*** RECORDS TO PROCESS
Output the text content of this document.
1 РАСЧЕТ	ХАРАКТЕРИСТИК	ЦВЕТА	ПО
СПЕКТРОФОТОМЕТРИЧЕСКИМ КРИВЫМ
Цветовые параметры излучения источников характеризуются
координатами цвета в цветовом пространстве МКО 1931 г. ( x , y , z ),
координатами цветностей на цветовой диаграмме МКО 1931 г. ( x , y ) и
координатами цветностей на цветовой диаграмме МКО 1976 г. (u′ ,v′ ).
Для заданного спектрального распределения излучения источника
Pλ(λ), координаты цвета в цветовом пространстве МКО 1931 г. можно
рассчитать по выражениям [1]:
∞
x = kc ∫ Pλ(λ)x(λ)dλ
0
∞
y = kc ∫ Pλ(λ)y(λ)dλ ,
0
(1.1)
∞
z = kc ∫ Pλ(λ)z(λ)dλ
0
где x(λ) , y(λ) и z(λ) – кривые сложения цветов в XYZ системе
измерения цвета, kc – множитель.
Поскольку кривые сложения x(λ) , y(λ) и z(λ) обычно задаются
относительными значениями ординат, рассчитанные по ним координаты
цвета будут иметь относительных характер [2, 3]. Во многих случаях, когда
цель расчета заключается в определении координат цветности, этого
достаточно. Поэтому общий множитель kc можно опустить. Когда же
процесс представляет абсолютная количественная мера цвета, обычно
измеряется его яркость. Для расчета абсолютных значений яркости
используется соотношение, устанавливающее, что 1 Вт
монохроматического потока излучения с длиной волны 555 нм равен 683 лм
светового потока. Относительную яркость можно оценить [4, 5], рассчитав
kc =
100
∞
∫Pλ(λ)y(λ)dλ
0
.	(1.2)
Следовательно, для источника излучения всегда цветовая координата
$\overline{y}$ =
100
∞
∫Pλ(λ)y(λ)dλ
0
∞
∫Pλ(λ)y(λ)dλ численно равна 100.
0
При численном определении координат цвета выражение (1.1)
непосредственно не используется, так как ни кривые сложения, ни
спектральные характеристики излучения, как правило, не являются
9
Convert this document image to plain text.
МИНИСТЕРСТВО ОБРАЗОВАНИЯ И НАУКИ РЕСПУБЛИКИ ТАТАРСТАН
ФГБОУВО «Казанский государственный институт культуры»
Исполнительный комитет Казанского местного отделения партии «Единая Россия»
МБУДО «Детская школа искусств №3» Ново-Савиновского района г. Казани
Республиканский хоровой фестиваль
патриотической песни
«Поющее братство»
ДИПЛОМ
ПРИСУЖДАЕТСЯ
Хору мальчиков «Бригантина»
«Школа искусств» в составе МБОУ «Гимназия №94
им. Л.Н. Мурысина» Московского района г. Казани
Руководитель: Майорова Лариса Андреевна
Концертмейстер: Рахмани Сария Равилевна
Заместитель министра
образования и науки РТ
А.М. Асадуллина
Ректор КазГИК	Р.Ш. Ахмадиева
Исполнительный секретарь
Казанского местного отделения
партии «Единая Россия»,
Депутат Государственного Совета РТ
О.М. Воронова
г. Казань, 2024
******
◆ **SHORT TASK**: Please repeat all the records above exactly as they appear.

◆ **RESULT FOR THIS EXERCISE**:
Output the text content of this document.
1 РАСЧЕТ	ХАРАКТЕРИСТИК	ЦВЕТА	ПО
СПЕКТРОФОТОМЕТРИЧЕСКИМ КРИВЫМ
Цветовые параметры излучения источников характеризуются
координатами цвета в цветовом пространстве МКО 1931 г. ( x , y , z ),
координатами цветностей на цветовой диаграмме МКО 1931 г. ( x , y ) и
координатами цветностей на цветовой диаграмме МКО 1976 г. (u′ ,v′ ).
Для заданного спектрального распределения излучения источника
Pλ(λ), координаты цвета в цветовом пространстве МКО 1931 г. можно
рассчитать по выражениям [1]:
∞
x = kc ∫ Pλ(λ)x(λ)dλ
0
∞
y = kc ∫ Pλ(λ)y(λ)dλ ,
0
(1.1)
∞
z = kc ∫ Pλ(λ)z(λ)dλ
0
где x(λ) , y(λ) и z(λ) – кривые сложения цветов в XYZ системе
измерения цвета, kc – множитель.
Поскольку кривые сложения x(λ) , y(λ) и z(λ) обычно задаются
относительными значениями ординат, рассчитанные по ним координаты
цвета будут иметь относительных характер [2, 3]. Во многих случаях, когда
цель расчета заключается в определении координат цветности, этого
достаточно. Поэтому общий множитель kc можно опустить. Когда же
процесс представляет абсолютная количественная мера цвета, обычно
измеряется его яркость. Для расчета абсолютных значений яркости
используется соотношение, устанавливающее, что 1 Вт
монохроматического потока излучения с длиной волны 555 нм равен 683 лм
светового потока. Относительную яркость можно оценить [4, 5], рассчитав
kc =
100
∞
∫Pλ(λ)y(λ)dλ
0
.	(1.2)
Следовательно, для источника излучения всегда цветовая координата
$\overline{y}$ =
100
∞
∫Pλ(λ)y(λ)dλ
0
∞
∫Pλ(λ)y(λ)dλ численно равна 100.
0
При численном определении координат цвета выражение (1.1)
непосредственно не используется, так как ни кривые сложения, ни
спектральные характеристики излучения, как правило, не являются
9
Convert this document image to plain text.
МИНИСТЕРСТВО ОБРАЗОВАНИЯ И НАУКИ РЕСПУБЛИКИ ТАТАРСТАН
ФГБОУВО «Казанский государственный институт культуры»
Исполнительный комитет Казанского местного отделения партии «Единая Россия»
МБУДО «Детская школа искусств №3» Ново-Савиновского района г. Казани
Республиканский хоровой фестиваль
патриотической песни
«Поющее братство»
ДИПЛОМ
ПРИСУЖДАЕТСЯ
Хору мальчиков «Бригантина»
«Школа искусств» в составе МБОУ «Гимназия №94
им. Л.Н. Мурысина» Московского района г. Казани
Руководитель: Майорова Лариса Андреевна
Концертмейстер: Рахмани Сария Равилевна
Заместитель министра
образования и науки РТ
А.М. Асадуллина
Ректор КазГИК	Р.Ш. Ахмадиева
Исполнительный секретарь
Казанского местного отделения
партии «Единая Россия»,
Депутат Государственного Совета РТ
О.М. Воронова
г. Казань, 2024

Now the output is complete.